Please work out how many lines in the material contain "содержания" and give only that figure.

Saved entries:

=====

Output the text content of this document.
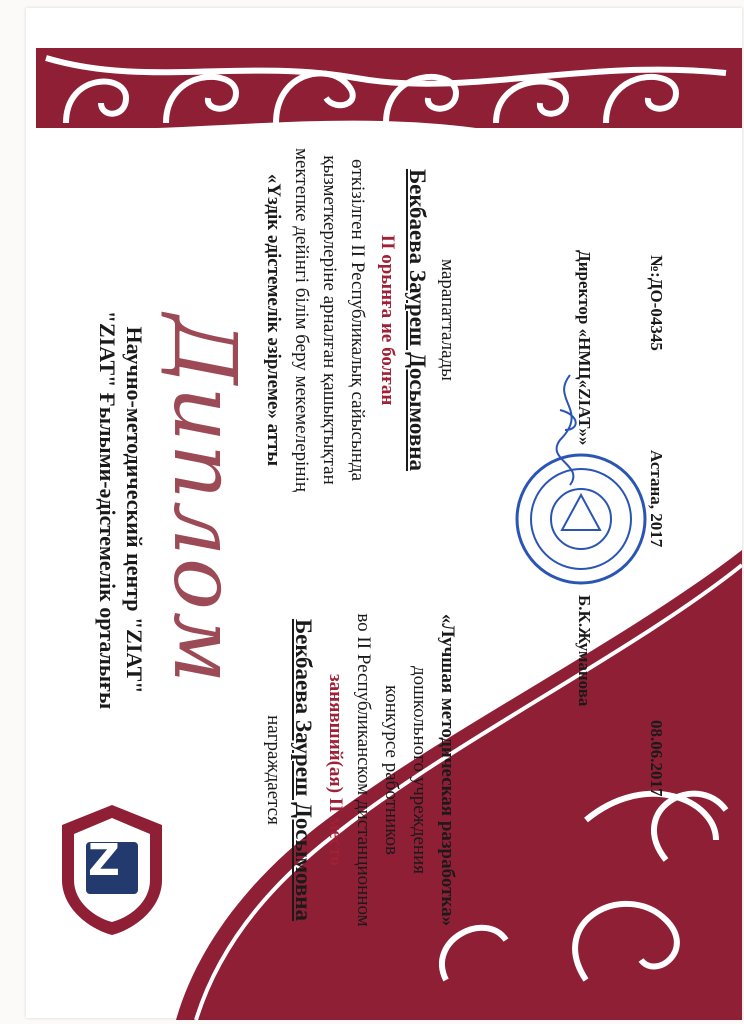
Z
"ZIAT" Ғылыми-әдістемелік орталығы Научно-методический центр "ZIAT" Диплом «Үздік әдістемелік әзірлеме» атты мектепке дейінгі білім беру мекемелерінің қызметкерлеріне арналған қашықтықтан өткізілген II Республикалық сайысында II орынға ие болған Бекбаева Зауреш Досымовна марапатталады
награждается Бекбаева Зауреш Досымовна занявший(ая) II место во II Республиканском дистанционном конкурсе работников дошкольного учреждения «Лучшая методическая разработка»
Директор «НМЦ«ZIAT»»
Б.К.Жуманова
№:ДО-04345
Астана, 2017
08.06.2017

=====

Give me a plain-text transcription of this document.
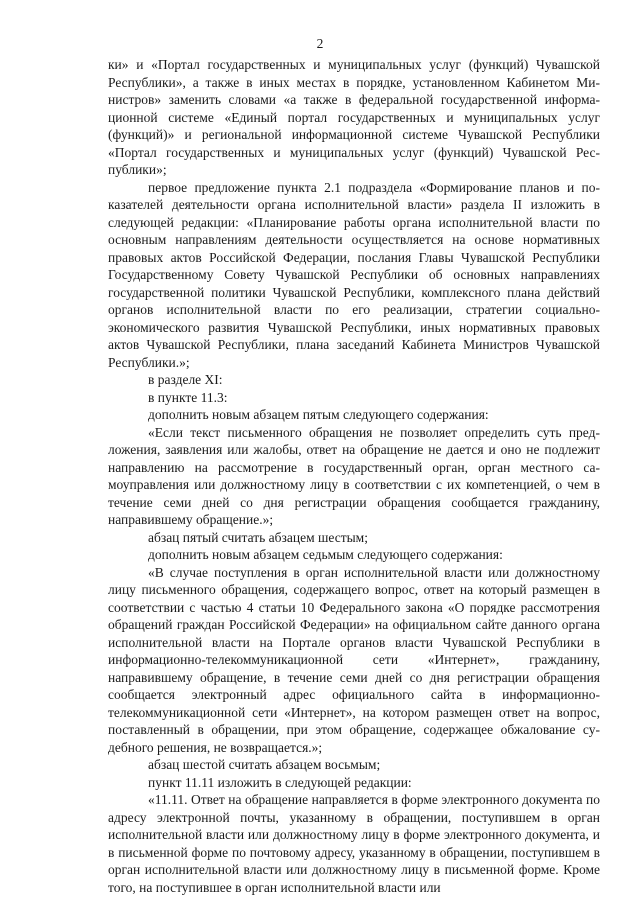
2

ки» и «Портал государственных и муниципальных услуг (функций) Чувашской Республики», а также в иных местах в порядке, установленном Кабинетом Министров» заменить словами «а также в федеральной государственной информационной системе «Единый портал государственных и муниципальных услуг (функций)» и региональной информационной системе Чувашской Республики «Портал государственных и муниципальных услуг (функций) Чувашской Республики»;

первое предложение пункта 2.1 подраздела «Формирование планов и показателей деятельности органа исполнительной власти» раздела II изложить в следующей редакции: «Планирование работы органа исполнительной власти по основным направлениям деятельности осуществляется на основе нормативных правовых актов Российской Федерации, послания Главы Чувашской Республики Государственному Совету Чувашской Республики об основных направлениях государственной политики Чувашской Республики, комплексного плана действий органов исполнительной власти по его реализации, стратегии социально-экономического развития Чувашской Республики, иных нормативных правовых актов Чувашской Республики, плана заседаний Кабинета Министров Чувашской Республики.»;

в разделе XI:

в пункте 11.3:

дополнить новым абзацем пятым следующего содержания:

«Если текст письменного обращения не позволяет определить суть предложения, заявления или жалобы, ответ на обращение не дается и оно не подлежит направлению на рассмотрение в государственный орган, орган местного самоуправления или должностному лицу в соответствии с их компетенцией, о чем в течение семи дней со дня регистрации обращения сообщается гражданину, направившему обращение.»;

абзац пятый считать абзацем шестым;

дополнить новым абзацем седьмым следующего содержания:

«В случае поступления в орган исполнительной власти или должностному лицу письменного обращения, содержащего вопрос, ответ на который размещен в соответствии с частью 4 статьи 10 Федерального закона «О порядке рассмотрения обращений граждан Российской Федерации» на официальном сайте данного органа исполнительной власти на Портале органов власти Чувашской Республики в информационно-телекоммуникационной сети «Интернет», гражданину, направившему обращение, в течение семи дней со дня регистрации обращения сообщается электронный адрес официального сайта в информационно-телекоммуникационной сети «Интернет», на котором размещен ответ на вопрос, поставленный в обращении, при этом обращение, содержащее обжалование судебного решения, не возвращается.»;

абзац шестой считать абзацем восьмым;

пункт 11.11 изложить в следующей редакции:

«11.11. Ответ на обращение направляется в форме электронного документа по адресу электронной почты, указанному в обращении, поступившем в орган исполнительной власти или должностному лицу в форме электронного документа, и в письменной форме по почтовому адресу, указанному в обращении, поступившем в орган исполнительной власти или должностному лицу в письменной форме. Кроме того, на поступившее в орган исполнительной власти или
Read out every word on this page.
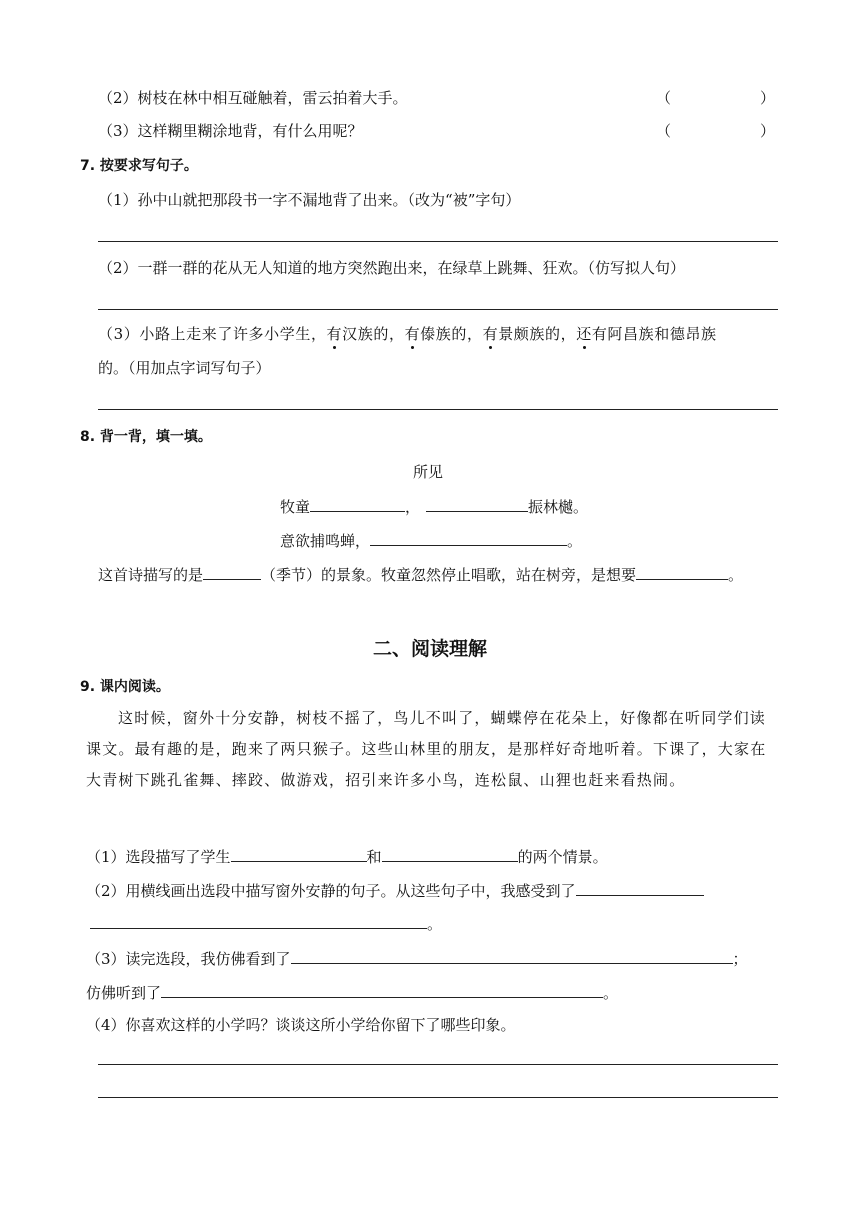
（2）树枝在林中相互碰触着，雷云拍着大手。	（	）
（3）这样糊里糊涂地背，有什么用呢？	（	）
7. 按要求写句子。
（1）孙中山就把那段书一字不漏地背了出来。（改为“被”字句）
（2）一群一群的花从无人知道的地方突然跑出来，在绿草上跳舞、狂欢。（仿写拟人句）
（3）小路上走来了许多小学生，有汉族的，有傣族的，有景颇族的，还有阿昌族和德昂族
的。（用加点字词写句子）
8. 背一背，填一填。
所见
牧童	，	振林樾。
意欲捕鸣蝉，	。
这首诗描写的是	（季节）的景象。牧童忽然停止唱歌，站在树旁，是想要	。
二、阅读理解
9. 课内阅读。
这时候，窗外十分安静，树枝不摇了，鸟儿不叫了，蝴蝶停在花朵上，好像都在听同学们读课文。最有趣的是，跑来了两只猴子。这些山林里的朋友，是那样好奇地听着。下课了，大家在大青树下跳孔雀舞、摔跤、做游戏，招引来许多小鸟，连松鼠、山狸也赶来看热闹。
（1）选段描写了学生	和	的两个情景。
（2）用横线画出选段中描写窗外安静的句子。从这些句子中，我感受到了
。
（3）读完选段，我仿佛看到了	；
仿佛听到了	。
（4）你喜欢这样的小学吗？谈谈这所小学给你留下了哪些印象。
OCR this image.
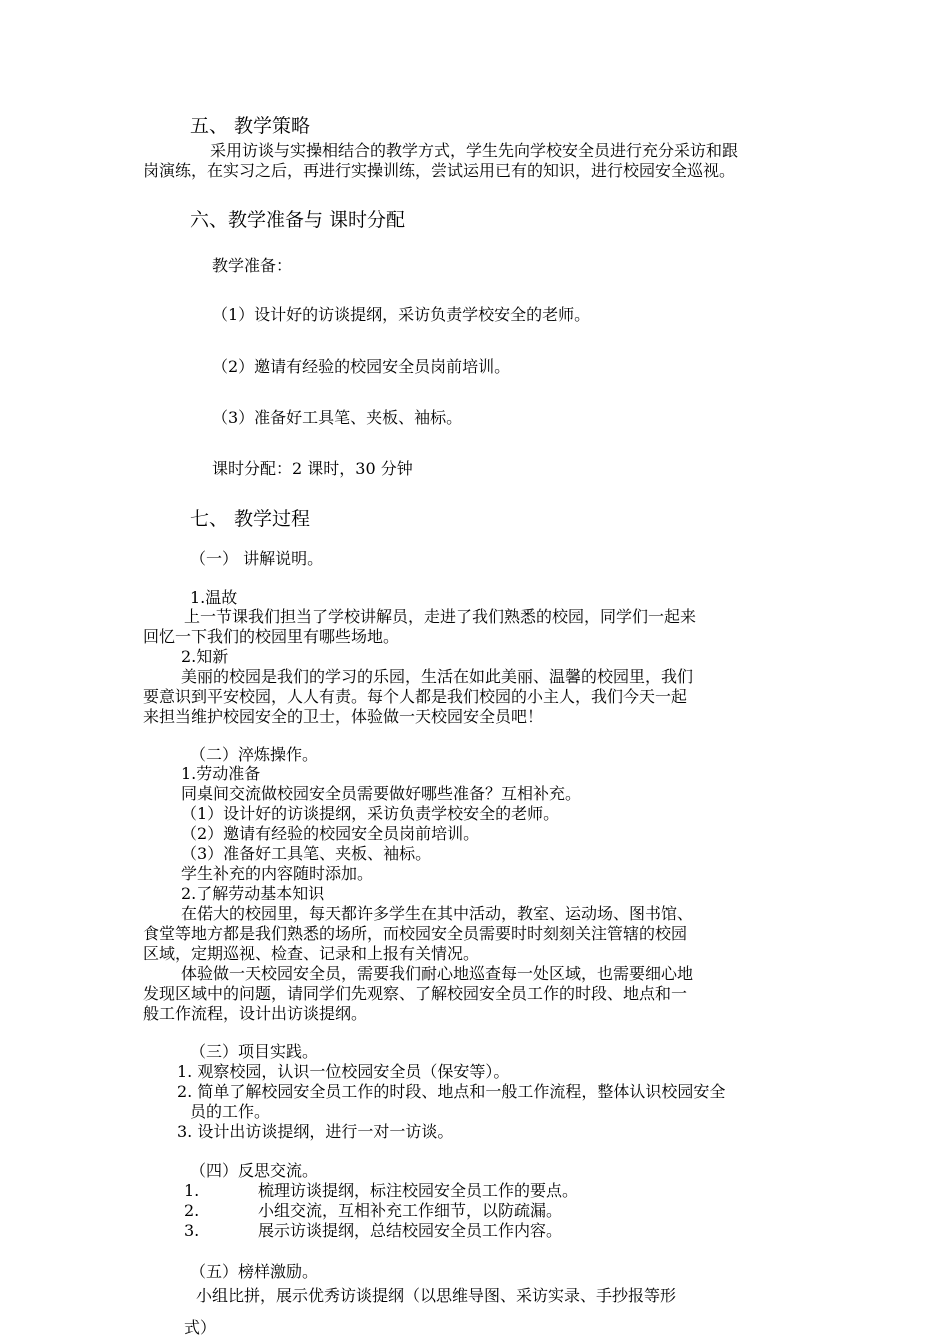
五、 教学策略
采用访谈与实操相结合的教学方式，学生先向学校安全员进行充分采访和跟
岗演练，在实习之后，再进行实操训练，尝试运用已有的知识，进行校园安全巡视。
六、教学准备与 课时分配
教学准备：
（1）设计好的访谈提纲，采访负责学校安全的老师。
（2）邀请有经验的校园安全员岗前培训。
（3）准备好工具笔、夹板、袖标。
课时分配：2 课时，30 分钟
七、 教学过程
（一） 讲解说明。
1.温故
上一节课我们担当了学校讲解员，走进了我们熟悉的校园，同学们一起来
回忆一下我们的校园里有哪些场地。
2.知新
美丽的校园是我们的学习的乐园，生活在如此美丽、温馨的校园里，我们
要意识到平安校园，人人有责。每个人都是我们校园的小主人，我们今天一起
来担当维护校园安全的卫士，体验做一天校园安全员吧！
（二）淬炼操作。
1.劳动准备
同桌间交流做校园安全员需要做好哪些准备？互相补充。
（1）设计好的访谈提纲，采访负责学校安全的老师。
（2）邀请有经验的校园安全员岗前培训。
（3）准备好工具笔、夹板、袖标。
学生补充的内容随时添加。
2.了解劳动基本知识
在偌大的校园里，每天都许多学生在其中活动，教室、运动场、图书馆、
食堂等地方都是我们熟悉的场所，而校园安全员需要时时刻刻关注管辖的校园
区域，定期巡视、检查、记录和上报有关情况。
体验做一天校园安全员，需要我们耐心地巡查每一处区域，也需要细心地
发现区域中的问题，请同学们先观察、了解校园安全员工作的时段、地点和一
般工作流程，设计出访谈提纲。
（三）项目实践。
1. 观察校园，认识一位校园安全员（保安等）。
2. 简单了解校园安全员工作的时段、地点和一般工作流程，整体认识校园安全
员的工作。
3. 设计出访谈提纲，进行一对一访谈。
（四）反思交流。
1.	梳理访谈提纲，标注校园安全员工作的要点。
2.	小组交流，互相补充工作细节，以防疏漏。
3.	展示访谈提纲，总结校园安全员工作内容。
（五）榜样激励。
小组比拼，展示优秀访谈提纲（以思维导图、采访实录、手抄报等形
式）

=====

» **TASK SOLUTION**
2